But there isn't really a nativist movement in the U.K. Nigel Farage was a very powerful and successful politician, never elected to the House of Commons, but the power of the UKIP vote did contribute very significantly to what Frank did just describe as the first big populist breakthrough. I think that oddly enough, because of the first-past-the-post system, we do not have lots of small populist parties, as they do in much of continental Europe. That used to make us rather smug here — it used to make liberal Britain rather smug — thinking that we’ll never have the kind of populist movements that they have in the Front National in France, or the Sweden Democrats in Sweden, or whatever, not necessarily because we're winning the argument, but because our system sort of prevents it.
But in a funny way, it made our system more brittle and vulnerable to a brake light represented by Brexit — that actually having populist parties absorbs the populist voice, gives it a representation in the public sphere, and therefore, I think, in some ways weakens it. I think that is what has happened now with Brexit.
Now, you might say that there's a fair amount of collateral damage in that process, and that we have now left the European Union, and that this will obviously have some economic damage. But I think it will also have some benefits, both economically and politically. Hostility to the way that free movement worked was a substantial part of Brexit, but that is a subset of the bigger anxiety, which is about national democratic accountability. Looking at how the European Union is likely to develop — how it is going to need to develop over the next few years and decades — it is going to have to take more and more decisions more and more centrally. The national vetoes are going to have to be weakened. People are going to have to accept that decisions are taken — both political and often legal decisions will be taken — that they will have no say over, they will have no recourse to overturning.
As I say: What is nativism? If you define nativism as placing the rights of national citizens before noncitizens, then I'm a nativist, and probably 80% of citizens of most liberal democracies are nativists. Or if you think that nativism is the idea that national democratic accountability should come before rule by international agreement or legal decisions over which you have no control, then again, I would plead guilty to being a nativist. That is stretching the concept of nativism to include, like I say, most citizens in modern democracies.
One of the key differences between Boris Johnson and Donald Trump is, I think it's fair to say, that Boris Johnson effectively co-opted what might be described as our nascent nativist movement. I think it's probably more accurate to describe it as a nascent populist movement — a kind of [Nigel] Farageist grouping, which probably does represent 10% to 15% of the population, mainly elderly voters, so it is going to decline over time. That group was essentially co-opted and brought into the mainstream in the 2019 election that he won so decisively. Whereas Trump stimulated very aggressive forms of populism and even nativism. Boris is essentially a very liberal figure, and you can see that from our current immigration policy, which is more liberal than it's been — significantly more liberal than it's been — in recent decades, with much greater support.
Stephen admitted this. I wonder in some ways why we're even debating this, unless you are going to not accept the evidence of opinion polls. There has been actually a remarkable liberalization of views in Britain, but particularly towards immigration, which is probably the most important. If you're talking about nativism and nativist attitudes, then attitudes towards immigration are obviously key. Stephen admitted that the salience of immigration has declined, partly because Brexit has happened. Free movement has ended.

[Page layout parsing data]
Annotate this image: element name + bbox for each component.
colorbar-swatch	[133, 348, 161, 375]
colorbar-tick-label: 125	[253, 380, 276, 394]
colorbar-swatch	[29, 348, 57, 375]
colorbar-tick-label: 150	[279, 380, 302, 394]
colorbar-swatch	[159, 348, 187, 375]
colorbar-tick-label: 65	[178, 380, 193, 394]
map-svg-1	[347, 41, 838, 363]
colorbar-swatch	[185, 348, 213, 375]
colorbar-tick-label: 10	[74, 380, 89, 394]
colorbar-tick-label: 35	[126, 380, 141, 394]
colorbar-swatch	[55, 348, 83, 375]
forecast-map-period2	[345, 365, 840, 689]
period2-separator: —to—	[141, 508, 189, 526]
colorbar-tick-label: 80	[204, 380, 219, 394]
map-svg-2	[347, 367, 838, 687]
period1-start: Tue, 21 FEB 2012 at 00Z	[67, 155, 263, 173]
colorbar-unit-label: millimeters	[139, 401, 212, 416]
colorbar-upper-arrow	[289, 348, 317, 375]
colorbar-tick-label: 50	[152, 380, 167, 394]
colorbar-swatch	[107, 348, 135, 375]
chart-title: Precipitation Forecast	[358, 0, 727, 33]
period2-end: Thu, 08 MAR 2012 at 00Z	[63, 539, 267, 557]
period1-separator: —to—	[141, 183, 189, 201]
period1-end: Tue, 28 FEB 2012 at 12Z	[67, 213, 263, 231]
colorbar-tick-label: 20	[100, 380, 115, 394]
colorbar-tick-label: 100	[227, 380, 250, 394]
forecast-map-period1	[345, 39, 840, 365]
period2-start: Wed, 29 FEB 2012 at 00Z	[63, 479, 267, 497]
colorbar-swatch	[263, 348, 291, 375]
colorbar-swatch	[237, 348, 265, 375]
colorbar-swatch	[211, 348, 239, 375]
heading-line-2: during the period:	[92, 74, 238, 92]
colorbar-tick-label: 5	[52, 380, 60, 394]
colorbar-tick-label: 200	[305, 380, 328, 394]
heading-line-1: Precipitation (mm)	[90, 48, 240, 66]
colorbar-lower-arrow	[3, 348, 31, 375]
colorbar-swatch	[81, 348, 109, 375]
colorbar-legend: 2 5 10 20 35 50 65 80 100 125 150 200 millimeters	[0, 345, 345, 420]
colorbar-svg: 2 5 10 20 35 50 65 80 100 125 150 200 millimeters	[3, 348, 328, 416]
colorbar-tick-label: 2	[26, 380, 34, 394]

PROMPT: Carry on the remarks on nativism and populism in Britain, beginning right after their final sentence.

RESPONSE TO THE EXERCISE:
There was actually a substantial fall in the East European population. Partly because of COVID, a lot of East Europeans went home when the pandemic struck. People actually felt that for once, the people whose views were not usually represented by the political class had had their say in the referendum, and it had come to pass that free movement had ended. The result is that we are now significantly more liberal in our attitudes to immigration. For most of the last 30 or 40 years, 70-plus percent thought that immigration was either a bit too high or much too high. That figure has now fallen to 45%. That’s the lowest figure since records began.
There's also been a convergence, a really positive convergence, between Remainers and Brexiteers on the immigration question. I think a lot of Remainers came to accept that there was a problem with the open-endedness of free movement from the European Union. We would become probably one of the big countries that attracted the most people. It was very difficult to predict how many people were going to come. Back in 2004, when labor markets were opened to the East Europeans, it was predicted that 10,000 people would come a year. In fact, it was about a million and a half over two or three years. That broke people’s confidence in governments, really, and indeed in the European Union.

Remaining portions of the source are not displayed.